_Exercise instructions_. Return each line of the records with nothing changed, pictures excepted.

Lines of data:

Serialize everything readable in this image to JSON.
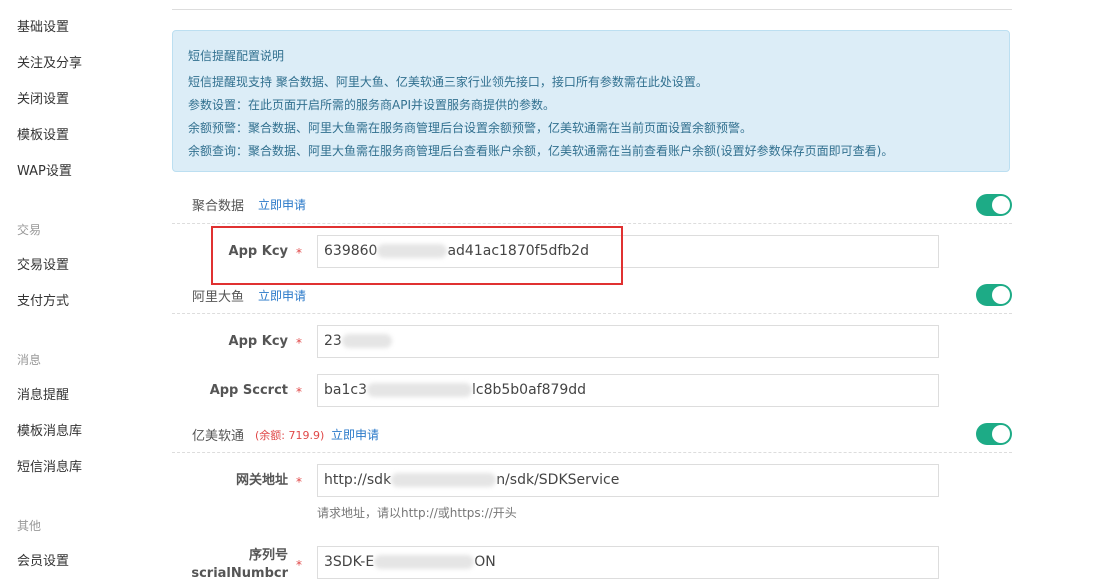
{
  "sidebar": {
    "items1": [
      "基础设置",
      "关注及分享",
      "关闭设置",
      "模板设置",
      "WAP设置"
    ],
    "group_trade": "交易",
    "items2": [
      "交易设置",
      "支付方式"
    ],
    "group_message": "消息",
    "items3": [
      "消息提醒",
      "模板消息库",
      "短信消息库"
    ],
    "group_other": "其他",
    "items4": [
      "会员设置"
    ]
  },
  "info": {
    "title": "短信提醒配置说明",
    "line1": "短信提醒现支持 聚合数据、阿里大鱼、亿美软通三家行业领先接口，接口所有参数需在此处设置。",
    "line2": "参数设置：在此页面开启所需的服务商API并设置服务商提供的参数。",
    "line3": "余额预警：聚合数据、阿里大鱼需在服务商管理后台设置余额预警，亿美软通需在当前页面设置余额预警。",
    "line4": "余额查询：聚合数据、阿里大鱼需在服务商管理后台查看账户余额，亿美软通需在当前查看账户余额(设置好参数保存页面即可查看)。"
  },
  "juhe": {
    "name": "聚合数据",
    "link": "立即申请",
    "appkey_label": "App Kcy",
    "appkey_prefix": "639860",
    "appkey_suffix": "ad41ac1870f5dfb2d"
  },
  "ali": {
    "name": "阿里大鱼",
    "link": "立即申请",
    "appkey_label": "App Kcy",
    "appkey_prefix": "23",
    "secret_label": "App Sccrct",
    "secret_prefix": "ba1c3",
    "secret_suffix": "lc8b5b0af879dd"
  },
  "yimei": {
    "name": "亿美软通",
    "balance": "(余额: 719.9)",
    "link": "立即申请",
    "gateway_label": "网关地址",
    "gateway_prefix": "http://sdk",
    "gateway_suffix": "n/sdk/SDKService",
    "gateway_hint": "请求地址，请以http://或https://开头",
    "serial_label_cn": "序列号",
    "serial_label_en": "scrialNumbcr",
    "serial_prefix": "3SDK-E",
    "serial_suffix": "ON"
  },
  "required_mark": "*",
  "colors": {
    "toggle_on": "#1dab86",
    "link": "#2a79c9",
    "required": "#e04848",
    "highlight": "#e03131",
    "info_bg": "#dcedf7"
  }
}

_Response_.
Serialize everything readable in this image to JSON.
{
  "sidebar": {
    "items1": [
      "基础设置",
      "关注及分享",
      "关闭设置",
      "模板设置",
      "WAP设置"
    ],
    "group_trade": "交易",
    "items2": [
      "交易设置",
      "支付方式"
    ],
    "group_message": "消息",
    "items3": [
      "消息提醒",
      "模板消息库",
      "短信消息库"
    ],
    "group_other": "其他",
    "items4": [
      "会员设置"
    ]
  },
  "info": {
    "title": "短信提醒配置说明",
    "line1": "短信提醒现支持 聚合数据、阿里大鱼、亿美软通三家行业领先接口，接口所有参数需在此处设置。",
    "line2": "参数设置：在此页面开启所需的服务商API并设置服务商提供的参数。",
    "line3": "余额预警：聚合数据、阿里大鱼需在服务商管理后台设置余额预警，亿美软通需在当前页面设置余额预警。",
    "line4": "余额查询：聚合数据、阿里大鱼需在服务商管理后台查看账户余额，亿美软通需在当前查看账户余额(设置好参数保存页面即可查看)。"
  },
  "juhe": {
    "name": "聚合数据",
    "link": "立即申请",
    "appkey_label": "App Kcy",
    "appkey_prefix": "639860",
    "appkey_suffix": "ad41ac1870f5dfb2d"
  },
  "ali": {
    "name": "阿里大鱼",
    "link": "立即申请",
    "appkey_label": "App Kcy",
    "appkey_prefix": "23",
    "secret_label": "App Sccrct",
    "secret_prefix": "ba1c3",
    "secret_suffix": "lc8b5b0af879dd"
  },
  "yimei": {
    "name": "亿美软通",
    "balance": "(余额: 719.9)",
    "link": "立即申请",
    "gateway_label": "网关地址",
    "gateway_prefix": "http://sdk",
    "gateway_suffix": "n/sdk/SDKService",
    "gateway_hint": "请求地址，请以http://或https://开头",
    "serial_label_cn": "序列号",
    "serial_label_en": "scrialNumbcr",
    "serial_prefix": "3SDK-E",
    "serial_suffix": "ON"
  },
  "required_mark": "*",
  "colors": {
    "toggle_on": "#1dab86",
    "link": "#2a79c9",
    "required": "#e04848",
    "highlight": "#e03131",
    "info_bg": "#dcedf7"
  }
}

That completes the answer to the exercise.